▶ [Text excerpt]
╔══

Figure 3: L2 bandwidth measured on (a) Maxwell and (b) Volta GPU systems as the number of CTAs allocated to each core increases.

Based on these preliminary measurements, the following observations can be made.

- NoC does not bottleneck the memory bandwidth in real system since high memory utilization can be observed.
- (2) L2 bandwidth is significantly higher than memory bandwidth and the NoC must support L2 bandwidth.
- (3) Simulations-based studies for high-throughput processors need to provide sufficient bandwidth to ensure that the NoC does not limit either the L2 or memory bandwidth.

Thus, insufficient interface bandwidth between memory partition and the NoC can fundamentally limit the bandwidth of memory (and L2) bandwidth. Another approach to view the problem is using a simple bottleneck analysis. Since the cores, the NoC, and the memory system are connected in series, "the maximum throughput of K sub-systems in series is the **minimum** of the subsystem throughput" [4]. Thus, even if high memory bandwidth ( $BW_{MEM}$ ) or bisection bandwidth is provided, the system cannot sustain such high bandwidth since the aggregate terminal bandwidth ( $BW_{NoC-MEM}$ ) becomes the bottleneck among the components.

╚══

Saved dataset items
╔══

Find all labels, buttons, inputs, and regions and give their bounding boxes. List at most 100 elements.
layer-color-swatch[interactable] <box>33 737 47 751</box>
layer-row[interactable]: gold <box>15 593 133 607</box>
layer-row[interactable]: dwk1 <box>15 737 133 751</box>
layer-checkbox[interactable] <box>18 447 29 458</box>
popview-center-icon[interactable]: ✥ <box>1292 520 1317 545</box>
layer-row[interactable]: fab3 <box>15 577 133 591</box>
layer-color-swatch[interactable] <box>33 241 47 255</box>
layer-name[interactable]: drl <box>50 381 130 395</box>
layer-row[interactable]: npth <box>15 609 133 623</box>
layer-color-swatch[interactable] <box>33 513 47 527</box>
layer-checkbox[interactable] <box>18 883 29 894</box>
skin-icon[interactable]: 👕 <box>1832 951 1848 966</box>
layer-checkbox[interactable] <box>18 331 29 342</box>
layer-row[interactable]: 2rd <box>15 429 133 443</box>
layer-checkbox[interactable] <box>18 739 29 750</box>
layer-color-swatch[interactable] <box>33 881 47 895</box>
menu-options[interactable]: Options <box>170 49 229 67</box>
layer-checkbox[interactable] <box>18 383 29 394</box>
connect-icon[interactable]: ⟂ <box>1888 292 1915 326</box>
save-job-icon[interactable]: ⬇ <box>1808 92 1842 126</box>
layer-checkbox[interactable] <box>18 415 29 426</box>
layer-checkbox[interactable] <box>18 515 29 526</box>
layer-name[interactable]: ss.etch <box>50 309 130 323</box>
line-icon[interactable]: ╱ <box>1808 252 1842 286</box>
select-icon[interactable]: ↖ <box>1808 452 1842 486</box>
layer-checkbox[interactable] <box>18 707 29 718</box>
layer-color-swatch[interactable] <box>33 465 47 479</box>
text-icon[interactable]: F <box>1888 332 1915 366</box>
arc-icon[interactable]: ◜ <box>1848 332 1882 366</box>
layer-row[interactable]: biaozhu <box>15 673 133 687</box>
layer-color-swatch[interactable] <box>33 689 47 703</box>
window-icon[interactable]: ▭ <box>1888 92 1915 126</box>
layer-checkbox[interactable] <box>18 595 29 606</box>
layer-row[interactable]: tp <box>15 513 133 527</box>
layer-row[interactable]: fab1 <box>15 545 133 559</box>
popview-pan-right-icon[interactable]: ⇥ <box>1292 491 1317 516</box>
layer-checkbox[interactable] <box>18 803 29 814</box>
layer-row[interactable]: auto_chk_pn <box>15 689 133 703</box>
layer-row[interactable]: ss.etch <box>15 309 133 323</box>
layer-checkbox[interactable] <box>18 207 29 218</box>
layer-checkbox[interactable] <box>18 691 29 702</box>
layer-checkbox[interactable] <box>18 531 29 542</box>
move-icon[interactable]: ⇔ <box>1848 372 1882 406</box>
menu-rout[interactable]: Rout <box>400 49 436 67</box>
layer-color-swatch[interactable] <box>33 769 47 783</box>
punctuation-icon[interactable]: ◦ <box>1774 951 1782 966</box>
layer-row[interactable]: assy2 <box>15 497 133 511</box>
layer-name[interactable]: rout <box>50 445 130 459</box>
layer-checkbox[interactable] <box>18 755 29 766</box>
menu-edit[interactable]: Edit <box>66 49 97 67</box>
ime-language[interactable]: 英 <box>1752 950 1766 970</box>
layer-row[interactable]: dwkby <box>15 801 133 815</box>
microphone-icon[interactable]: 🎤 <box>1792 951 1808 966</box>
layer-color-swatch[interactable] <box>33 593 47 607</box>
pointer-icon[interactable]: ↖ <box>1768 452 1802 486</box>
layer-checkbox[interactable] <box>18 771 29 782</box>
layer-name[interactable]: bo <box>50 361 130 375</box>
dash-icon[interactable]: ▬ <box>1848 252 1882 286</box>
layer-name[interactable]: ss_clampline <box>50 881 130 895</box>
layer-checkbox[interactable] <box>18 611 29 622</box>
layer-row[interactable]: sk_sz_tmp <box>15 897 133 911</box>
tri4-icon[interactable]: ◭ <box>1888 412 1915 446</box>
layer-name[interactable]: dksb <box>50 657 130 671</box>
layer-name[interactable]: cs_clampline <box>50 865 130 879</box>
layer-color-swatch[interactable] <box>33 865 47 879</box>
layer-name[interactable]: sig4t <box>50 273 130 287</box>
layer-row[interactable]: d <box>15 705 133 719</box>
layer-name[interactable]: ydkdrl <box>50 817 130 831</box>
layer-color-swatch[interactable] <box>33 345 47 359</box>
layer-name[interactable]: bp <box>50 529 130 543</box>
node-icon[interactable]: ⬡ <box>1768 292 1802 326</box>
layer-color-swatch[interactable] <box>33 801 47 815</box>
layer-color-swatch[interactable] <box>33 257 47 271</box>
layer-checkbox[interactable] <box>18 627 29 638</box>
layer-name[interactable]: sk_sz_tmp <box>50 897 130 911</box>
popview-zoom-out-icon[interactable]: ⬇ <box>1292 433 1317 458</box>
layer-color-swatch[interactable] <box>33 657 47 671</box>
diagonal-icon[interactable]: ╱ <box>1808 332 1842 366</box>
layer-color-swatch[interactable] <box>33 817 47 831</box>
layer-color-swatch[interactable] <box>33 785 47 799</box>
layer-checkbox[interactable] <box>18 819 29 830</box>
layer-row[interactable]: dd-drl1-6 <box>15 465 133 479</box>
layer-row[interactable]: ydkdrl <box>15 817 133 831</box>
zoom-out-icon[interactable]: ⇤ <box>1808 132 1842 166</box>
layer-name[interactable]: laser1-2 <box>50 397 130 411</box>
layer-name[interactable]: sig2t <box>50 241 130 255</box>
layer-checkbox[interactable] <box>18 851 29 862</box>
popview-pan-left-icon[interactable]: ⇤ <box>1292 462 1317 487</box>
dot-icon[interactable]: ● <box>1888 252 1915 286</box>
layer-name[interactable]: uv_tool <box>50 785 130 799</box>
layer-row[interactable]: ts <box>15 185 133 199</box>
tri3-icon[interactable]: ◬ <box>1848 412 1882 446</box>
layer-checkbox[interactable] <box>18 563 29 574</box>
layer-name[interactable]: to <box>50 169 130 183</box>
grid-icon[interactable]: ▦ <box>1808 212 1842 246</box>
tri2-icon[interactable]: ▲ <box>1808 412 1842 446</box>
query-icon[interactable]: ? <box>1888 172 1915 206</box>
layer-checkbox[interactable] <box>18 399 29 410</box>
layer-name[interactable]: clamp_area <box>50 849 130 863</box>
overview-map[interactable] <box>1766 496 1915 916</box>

╚══

▶ [Parts of the exercise]
1. Copy the GPU bandwidth text word for word, between "Based on these" and "or memory bandwidth.", inclusive.
2. Pick up the GPU bandwidth text after its final sentence and keep writing.
This data has no role in the work.

▶ [Task-by-task outputs]
1.
Based on these preliminary measurements, the following observations can be made.

- NoC does not bottleneck the memory bandwidth in real system since high memory utilization can be observed.
- (2) L2 bandwidth is significantly higher than memory bandwidth and the NoC must support L2 bandwidth.
- (3) Simulations-based studies for high-throughput processors need to provide sufficient bandwidth to ensure that the NoC does not limit either the L2 or memory bandwidth.

2.
**Impact on NoC Design:** Based on the observations that high interface bandwidth is needed, cost-effective NoC architecture and topology needs to be re-visited. Some prior work assumed a flat network topology (e.g., mesh, torus, etc.) for the NoC in throughput processors. However, while such topologies can provide good scalability and high bisection bandwidth, it can be challenging to provide high terminal bandwidth that is needed for the throughput processors. In comparison, a hierarchical NoC organization can better match the bandwidth demands of the throughput processors.

### 3 SUMMARY

Bandwidth is an important performance metric in any interconnection networks. However, in addition to bisection bandwidth, the terminal or the interface bandwidth in throughput processors need to be properly provisioned to ensure that NoC of throughput processors do not become the bottleneck.

#### REFERENCES

- Ali Bakhoda et al. 2009. Analyzing CUDA workloads using a detailed GPU simulator. In ISPASS. IEEE, 163–174.
- [2] Ali Bakhoda et al. 2010. Throughput-Effective On-Chip Networks for Manycore Accelerators. In MICRO (MICRO '43). Atlanta, GA, 421–432.
- [3] William Dally and Brian Towles. 2003. Principles and Practices of Interconnection Networks. Morgan Kaufmann Publishers Inc.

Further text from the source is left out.